#### TO BE DONE:
Check every line below for the word "aber" and copy each one that has it.

[Saved data entries]
____

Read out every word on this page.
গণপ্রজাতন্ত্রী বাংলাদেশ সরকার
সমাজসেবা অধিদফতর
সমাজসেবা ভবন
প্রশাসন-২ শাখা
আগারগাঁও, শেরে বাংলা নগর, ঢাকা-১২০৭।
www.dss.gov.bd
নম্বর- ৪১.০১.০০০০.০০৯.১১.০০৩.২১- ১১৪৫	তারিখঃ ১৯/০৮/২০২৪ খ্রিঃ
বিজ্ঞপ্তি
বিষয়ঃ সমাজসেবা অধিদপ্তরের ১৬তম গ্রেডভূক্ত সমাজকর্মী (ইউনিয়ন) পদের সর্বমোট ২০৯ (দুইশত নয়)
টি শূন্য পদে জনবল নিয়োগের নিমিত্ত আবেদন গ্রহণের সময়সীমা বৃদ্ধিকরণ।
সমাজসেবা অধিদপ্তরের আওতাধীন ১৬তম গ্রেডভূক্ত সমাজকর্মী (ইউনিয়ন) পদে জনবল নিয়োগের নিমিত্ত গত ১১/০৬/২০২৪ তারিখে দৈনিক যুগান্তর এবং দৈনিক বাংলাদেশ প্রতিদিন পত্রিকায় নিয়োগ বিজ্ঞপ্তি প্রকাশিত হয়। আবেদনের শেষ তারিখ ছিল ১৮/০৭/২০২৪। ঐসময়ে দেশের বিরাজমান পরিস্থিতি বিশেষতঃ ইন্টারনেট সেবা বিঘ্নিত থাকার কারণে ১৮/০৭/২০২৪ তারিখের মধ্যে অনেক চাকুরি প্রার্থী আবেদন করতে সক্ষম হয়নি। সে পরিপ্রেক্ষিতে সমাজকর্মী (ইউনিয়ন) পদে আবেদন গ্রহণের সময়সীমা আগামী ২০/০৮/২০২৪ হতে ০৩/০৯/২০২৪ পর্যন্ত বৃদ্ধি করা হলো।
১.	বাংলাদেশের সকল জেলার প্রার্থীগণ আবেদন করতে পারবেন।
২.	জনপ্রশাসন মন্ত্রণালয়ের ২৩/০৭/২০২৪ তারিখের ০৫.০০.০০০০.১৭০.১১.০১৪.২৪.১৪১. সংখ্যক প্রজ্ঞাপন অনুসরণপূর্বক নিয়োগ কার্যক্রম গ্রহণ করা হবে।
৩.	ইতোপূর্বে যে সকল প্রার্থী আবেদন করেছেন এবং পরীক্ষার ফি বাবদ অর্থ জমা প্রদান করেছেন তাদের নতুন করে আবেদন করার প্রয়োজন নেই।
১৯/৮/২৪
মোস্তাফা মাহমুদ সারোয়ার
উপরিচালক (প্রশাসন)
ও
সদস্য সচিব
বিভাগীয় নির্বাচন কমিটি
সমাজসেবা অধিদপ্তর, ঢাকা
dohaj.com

____

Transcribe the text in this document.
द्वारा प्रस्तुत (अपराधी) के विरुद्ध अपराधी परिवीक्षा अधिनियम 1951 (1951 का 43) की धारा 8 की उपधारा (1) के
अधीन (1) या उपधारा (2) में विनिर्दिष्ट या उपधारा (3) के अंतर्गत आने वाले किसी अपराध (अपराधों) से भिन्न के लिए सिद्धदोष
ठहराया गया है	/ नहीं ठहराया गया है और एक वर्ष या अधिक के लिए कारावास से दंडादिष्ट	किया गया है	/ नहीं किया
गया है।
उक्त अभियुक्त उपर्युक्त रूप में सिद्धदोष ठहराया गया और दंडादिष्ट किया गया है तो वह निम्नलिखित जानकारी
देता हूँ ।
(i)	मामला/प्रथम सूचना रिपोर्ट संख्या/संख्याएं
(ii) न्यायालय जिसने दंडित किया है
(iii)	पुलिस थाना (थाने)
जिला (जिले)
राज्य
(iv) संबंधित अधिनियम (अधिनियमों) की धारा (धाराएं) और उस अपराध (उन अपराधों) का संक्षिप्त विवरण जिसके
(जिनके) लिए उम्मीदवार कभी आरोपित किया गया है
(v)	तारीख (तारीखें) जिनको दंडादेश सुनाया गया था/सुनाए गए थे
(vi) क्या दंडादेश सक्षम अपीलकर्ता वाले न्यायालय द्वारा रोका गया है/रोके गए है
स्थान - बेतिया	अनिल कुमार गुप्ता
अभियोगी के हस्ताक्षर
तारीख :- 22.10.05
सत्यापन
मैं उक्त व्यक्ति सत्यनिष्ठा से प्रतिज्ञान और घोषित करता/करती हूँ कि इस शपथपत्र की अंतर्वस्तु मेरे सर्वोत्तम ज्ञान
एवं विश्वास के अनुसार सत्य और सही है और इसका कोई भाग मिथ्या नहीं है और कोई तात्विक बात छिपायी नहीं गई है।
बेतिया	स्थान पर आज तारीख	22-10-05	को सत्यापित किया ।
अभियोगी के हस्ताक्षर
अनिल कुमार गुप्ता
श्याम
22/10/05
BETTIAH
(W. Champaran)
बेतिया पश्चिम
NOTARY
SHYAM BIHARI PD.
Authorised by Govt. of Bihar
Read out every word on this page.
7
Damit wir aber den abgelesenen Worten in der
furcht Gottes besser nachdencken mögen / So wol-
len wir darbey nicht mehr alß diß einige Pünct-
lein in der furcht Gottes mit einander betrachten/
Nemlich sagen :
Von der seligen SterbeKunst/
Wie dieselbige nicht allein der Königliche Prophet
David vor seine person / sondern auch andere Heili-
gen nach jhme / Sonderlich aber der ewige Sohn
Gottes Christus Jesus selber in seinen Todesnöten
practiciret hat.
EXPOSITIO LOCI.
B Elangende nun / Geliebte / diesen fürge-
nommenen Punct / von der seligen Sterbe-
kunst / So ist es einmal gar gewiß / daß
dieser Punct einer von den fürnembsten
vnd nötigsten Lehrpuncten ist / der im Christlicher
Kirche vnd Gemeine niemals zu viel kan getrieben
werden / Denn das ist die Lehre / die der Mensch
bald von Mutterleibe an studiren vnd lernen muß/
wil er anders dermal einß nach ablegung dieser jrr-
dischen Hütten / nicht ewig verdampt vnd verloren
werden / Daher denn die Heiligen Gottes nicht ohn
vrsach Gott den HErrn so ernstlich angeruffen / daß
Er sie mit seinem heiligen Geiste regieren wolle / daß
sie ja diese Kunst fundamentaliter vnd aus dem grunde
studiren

____

#### FULL RESPONSE:
Damit wir aber den abgelesenen Worten in der
gen nach jhme / Sonderlich aber der ewige Sohn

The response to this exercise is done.